**Given problem**
Extract all lines in the data that contain the word "this".

**Stored data**
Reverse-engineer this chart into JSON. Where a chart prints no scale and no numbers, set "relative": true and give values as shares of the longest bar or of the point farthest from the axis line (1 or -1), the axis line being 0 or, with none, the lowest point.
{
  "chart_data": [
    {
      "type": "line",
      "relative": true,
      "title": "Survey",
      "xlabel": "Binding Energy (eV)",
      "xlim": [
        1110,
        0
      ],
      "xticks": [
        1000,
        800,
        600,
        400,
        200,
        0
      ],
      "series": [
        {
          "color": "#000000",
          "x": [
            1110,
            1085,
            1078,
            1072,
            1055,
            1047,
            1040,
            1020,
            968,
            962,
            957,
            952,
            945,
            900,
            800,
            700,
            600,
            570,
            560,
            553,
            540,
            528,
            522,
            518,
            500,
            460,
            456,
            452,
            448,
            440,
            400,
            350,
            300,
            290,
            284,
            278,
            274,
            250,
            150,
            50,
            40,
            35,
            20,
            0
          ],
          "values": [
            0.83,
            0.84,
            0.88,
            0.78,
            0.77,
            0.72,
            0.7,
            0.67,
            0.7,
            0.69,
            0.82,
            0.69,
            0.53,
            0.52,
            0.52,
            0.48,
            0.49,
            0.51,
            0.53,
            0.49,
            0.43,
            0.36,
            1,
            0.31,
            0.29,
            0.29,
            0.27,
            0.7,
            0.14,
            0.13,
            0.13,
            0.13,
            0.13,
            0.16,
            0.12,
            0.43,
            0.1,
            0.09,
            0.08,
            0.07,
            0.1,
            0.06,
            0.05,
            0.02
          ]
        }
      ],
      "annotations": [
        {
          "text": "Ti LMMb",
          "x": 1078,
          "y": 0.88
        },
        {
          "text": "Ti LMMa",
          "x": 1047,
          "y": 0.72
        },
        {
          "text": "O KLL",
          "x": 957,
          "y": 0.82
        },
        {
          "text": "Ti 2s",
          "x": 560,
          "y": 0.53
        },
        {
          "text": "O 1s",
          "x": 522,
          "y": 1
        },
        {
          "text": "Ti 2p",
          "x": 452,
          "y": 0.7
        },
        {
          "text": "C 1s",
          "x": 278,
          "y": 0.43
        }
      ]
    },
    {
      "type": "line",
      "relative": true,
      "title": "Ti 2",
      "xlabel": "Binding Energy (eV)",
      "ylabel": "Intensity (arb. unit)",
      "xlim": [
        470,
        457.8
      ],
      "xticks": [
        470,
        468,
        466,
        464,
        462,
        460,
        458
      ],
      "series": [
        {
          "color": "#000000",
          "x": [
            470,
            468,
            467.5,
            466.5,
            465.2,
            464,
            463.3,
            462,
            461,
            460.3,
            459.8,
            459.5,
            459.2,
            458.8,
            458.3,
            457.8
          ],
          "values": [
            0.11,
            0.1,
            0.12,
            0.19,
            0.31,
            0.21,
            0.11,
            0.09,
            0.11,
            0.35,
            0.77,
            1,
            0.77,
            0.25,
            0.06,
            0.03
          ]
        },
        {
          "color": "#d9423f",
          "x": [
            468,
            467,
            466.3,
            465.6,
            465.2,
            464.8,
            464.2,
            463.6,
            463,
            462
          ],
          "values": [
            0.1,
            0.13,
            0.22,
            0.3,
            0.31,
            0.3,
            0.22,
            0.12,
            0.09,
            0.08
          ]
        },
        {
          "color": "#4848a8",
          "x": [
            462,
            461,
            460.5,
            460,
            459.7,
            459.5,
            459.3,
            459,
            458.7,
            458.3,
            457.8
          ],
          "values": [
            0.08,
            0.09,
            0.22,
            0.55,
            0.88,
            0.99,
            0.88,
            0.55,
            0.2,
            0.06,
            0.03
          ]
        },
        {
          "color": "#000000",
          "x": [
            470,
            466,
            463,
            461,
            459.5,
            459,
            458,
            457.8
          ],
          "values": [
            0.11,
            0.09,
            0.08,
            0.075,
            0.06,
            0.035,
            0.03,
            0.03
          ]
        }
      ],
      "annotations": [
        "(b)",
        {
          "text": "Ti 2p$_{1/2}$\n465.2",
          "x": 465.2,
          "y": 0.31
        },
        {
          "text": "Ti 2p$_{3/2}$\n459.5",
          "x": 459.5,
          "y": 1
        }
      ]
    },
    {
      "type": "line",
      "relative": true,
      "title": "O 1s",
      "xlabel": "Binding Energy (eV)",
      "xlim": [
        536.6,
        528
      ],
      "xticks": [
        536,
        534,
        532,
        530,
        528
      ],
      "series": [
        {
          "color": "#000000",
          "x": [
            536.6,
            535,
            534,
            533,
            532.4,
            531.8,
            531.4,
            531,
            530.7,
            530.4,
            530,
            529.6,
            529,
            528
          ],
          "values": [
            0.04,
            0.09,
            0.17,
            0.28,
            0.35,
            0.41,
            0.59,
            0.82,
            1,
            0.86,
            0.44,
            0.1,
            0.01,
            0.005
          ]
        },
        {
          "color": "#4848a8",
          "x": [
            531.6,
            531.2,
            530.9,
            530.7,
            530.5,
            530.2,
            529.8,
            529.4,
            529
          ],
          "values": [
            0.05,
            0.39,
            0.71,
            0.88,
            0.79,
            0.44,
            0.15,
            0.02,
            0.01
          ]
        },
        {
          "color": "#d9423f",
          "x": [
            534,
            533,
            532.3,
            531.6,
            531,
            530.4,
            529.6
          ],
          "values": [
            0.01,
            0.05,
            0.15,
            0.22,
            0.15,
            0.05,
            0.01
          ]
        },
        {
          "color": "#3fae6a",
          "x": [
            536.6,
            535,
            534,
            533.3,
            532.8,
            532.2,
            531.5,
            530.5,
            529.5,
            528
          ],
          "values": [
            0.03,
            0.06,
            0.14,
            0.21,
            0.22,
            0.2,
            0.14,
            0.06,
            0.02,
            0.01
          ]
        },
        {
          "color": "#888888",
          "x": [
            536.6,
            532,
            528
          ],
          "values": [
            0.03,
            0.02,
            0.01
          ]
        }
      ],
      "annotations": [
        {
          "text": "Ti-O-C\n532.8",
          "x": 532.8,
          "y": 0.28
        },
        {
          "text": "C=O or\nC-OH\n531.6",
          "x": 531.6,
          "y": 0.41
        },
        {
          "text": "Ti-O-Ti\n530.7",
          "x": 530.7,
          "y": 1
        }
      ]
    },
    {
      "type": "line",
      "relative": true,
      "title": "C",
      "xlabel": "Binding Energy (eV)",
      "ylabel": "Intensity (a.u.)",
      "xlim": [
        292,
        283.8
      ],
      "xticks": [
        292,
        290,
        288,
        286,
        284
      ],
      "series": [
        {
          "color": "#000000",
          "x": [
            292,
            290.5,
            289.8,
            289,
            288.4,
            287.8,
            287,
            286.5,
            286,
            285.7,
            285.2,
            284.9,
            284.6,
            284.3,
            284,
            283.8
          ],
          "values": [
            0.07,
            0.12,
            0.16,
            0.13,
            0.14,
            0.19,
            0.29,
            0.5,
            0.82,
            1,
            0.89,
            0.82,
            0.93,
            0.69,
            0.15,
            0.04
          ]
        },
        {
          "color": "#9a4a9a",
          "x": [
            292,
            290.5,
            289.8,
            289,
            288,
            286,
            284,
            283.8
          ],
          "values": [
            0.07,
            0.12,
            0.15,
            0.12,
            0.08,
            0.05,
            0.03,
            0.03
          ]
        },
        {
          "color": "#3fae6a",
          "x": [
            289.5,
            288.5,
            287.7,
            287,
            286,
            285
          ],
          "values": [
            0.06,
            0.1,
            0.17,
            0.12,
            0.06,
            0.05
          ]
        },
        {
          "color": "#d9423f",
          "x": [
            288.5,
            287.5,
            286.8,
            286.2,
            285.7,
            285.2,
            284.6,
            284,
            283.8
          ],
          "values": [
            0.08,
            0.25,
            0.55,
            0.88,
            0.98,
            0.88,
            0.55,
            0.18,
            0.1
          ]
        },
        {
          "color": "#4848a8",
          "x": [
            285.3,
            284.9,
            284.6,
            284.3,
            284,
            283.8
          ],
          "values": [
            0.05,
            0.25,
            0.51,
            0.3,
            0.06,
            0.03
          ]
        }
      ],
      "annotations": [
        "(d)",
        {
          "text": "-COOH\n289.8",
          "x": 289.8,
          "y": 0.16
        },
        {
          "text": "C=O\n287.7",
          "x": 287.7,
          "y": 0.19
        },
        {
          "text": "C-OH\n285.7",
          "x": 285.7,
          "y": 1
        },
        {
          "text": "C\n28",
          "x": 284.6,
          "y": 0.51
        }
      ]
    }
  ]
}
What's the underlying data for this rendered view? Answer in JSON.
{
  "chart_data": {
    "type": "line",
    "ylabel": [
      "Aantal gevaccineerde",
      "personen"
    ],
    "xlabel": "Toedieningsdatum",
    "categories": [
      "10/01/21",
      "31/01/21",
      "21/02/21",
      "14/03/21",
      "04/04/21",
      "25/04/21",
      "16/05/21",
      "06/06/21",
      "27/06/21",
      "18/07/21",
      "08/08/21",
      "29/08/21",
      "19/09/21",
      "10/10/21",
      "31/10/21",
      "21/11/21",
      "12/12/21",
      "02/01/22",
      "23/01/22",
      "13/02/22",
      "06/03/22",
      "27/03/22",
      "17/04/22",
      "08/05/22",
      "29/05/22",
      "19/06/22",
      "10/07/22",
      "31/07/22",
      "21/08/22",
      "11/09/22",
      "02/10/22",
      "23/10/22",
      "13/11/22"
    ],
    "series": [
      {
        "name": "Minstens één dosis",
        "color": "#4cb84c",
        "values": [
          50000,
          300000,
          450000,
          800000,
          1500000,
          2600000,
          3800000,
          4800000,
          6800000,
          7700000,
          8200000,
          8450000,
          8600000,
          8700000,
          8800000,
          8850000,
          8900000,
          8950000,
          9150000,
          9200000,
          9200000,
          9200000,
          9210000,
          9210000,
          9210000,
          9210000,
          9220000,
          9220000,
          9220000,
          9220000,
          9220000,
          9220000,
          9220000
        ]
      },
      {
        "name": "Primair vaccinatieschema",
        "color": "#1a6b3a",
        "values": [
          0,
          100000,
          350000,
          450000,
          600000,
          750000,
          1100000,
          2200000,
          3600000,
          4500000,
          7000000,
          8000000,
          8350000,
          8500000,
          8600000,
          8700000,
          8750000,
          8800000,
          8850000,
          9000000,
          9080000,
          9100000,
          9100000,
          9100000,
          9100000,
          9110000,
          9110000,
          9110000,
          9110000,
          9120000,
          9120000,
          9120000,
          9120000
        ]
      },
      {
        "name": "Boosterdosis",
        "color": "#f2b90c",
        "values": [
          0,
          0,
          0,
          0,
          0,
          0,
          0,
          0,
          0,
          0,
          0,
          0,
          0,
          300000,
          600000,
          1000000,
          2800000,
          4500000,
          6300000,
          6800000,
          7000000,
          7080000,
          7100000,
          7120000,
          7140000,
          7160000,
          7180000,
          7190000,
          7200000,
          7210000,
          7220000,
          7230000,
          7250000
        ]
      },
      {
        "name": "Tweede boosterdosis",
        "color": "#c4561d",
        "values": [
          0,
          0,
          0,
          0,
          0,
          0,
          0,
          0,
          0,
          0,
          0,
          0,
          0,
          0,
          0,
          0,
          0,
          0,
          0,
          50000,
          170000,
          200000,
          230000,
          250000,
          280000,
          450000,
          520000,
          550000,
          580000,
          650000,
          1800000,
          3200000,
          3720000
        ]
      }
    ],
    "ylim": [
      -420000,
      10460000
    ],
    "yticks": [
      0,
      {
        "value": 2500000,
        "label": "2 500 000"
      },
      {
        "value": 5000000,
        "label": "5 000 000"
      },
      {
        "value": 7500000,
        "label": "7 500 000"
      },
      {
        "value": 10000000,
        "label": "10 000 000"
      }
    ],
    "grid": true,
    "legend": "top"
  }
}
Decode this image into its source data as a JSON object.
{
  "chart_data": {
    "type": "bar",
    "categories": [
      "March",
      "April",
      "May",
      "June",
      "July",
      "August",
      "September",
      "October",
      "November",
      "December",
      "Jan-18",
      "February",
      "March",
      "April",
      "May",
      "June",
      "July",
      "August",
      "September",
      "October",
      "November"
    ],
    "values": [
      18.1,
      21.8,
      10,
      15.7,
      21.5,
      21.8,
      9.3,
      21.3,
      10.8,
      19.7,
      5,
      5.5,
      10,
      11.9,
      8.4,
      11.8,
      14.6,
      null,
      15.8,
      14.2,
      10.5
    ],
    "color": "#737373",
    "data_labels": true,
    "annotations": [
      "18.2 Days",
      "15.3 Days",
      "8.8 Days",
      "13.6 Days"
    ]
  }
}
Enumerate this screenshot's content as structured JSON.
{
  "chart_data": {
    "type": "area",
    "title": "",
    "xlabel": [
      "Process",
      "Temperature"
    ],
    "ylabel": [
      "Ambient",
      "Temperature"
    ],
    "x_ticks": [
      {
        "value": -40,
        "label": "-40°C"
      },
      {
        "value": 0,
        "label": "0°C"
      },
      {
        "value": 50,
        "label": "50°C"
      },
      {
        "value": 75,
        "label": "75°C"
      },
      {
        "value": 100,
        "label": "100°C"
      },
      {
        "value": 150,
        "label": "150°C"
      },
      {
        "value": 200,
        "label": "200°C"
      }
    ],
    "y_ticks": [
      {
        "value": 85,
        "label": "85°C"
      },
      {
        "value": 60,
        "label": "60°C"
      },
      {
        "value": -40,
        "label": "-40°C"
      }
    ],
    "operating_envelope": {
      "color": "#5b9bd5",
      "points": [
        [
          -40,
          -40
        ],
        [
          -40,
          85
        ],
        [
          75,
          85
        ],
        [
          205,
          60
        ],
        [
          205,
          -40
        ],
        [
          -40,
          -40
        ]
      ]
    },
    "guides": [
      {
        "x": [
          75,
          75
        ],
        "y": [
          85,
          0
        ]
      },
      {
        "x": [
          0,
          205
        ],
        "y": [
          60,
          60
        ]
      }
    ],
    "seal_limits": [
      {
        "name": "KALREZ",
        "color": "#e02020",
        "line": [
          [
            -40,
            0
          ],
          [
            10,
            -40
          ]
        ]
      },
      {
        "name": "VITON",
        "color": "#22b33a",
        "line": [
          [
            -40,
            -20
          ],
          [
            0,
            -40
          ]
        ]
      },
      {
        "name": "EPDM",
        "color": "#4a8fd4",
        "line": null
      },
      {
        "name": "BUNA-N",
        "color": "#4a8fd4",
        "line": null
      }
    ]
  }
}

**Problem solution**
Reverse-engineer this chart into JSON. Where a chart prints no scale and no numbers, set "relative": true and give values as shares of the longest bar or of the point farthest from the axis line (1 or -1), the axis line being 0 or, with none, the lowest point.
What's the underlying data for this rendered view? Answer in JSON.
Decode this image into its source data as a JSON object.
Enumerate this screenshot's content as structured JSON.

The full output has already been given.